Task details —
Each record is to be printed again precisely as it reads.

Input material —
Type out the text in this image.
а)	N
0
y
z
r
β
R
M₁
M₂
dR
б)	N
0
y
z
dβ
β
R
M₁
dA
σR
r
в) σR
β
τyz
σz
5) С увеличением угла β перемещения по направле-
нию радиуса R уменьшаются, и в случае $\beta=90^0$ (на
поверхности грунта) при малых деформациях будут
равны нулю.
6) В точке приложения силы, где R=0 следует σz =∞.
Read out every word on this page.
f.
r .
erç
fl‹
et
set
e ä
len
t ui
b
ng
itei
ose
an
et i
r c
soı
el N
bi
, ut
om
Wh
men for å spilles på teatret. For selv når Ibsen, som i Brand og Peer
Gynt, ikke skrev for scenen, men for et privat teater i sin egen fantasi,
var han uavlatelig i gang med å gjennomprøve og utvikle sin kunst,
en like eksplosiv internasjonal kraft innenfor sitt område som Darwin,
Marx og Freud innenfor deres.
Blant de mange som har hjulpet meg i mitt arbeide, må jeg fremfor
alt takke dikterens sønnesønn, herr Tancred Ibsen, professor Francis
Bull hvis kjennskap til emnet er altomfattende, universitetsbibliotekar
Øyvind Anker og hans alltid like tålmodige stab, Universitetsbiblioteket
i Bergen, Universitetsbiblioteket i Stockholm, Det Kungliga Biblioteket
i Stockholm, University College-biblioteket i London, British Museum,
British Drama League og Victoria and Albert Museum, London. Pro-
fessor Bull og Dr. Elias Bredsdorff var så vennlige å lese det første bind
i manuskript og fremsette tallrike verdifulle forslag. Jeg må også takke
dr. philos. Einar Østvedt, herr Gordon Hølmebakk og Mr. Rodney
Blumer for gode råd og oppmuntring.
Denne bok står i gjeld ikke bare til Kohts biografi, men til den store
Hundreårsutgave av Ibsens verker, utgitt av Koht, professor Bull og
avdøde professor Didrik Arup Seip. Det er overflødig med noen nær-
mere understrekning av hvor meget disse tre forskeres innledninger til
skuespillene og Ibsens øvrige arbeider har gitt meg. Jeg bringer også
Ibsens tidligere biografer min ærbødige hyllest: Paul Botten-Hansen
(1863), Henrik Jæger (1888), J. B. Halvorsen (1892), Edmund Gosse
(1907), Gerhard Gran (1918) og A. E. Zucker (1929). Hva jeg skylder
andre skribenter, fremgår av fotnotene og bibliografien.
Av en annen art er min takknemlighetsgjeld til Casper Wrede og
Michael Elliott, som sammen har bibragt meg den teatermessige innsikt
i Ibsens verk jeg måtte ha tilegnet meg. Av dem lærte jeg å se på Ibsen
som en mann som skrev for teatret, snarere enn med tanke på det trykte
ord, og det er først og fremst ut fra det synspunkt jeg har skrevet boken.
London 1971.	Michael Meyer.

The solution —
Type out the text in this image.
а)	N
0
y
z
r
β
R
M₁
M₂
dR
б)	N
0
y
z
dβ
β
R
M₁
dA
σR
r
в) σR
β
τyz
σz
5) С увеличением угла β перемещения по направле-
нию радиуса R уменьшаются, и в случае $\beta=90^0$ (на
поверхности грунта) при малых деформациях будут
равны нулю.
6) В точке приложения силы, где R=0 следует σz =∞.
Read out every word on this page.
f.
r .
erç
fl‹
et
set
e ä
len
t ui
b
ng
itei
ose
an
et i
r c
soı
el N
bi
, ut
om
Wh
men for å spilles på teatret. For selv når Ibsen, som i Brand og Peer
Gynt, ikke skrev for scenen, men for et privat teater i sin egen fantasi,
var han uavlatelig i gang med å gjennomprøve og utvikle sin kunst,
en like eksplosiv internasjonal kraft innenfor sitt område som Darwin,
Marx og Freud innenfor deres.
Blant de mange som har hjulpet meg i mitt arbeide, må jeg fremfor
alt takke dikterens sønnesønn, herr Tancred Ibsen, professor Francis
Bull hvis kjennskap til emnet er altomfattende, universitetsbibliotekar
Øyvind Anker og hans alltid like tålmodige stab, Universitetsbiblioteket
i Bergen, Universitetsbiblioteket i Stockholm, Det Kungliga Biblioteket
i Stockholm, University College-biblioteket i London, British Museum,
British Drama League og Victoria and Albert Museum, London. Pro-
fessor Bull og Dr. Elias Bredsdorff var så vennlige å lese det første bind
i manuskript og fremsette tallrike verdifulle forslag. Jeg må også takke
dr. philos. Einar Østvedt, herr Gordon Hølmebakk og Mr. Rodney
Blumer for gode råd og oppmuntring.
Denne bok står i gjeld ikke bare til Kohts biografi, men til den store
Hundreårsutgave av Ibsens verker, utgitt av Koht, professor Bull og
avdøde professor Didrik Arup Seip. Det er overflødig med noen nær-
mere understrekning av hvor meget disse tre forskeres innledninger til
skuespillene og Ibsens øvrige arbeider har gitt meg. Jeg bringer også
Ibsens tidligere biografer min ærbødige hyllest: Paul Botten-Hansen
(1863), Henrik Jæger (1888), J. B. Halvorsen (1892), Edmund Gosse
(1907), Gerhard Gran (1918) og A. E. Zucker (1929). Hva jeg skylder
andre skribenter, fremgår av fotnotene og bibliografien.
Av en annen art er min takknemlighetsgjeld til Casper Wrede og
Michael Elliott, som sammen har bibragt meg den teatermessige innsikt
i Ibsens verk jeg måtte ha tilegnet meg. Av dem lærte jeg å se på Ibsen
som en mann som skrev for teatret, snarere enn med tanke på det trykte
ord, og det er først og fremst ut fra det synspunkt jeg har skrevet boken.
London 1971.	Michael Meyer.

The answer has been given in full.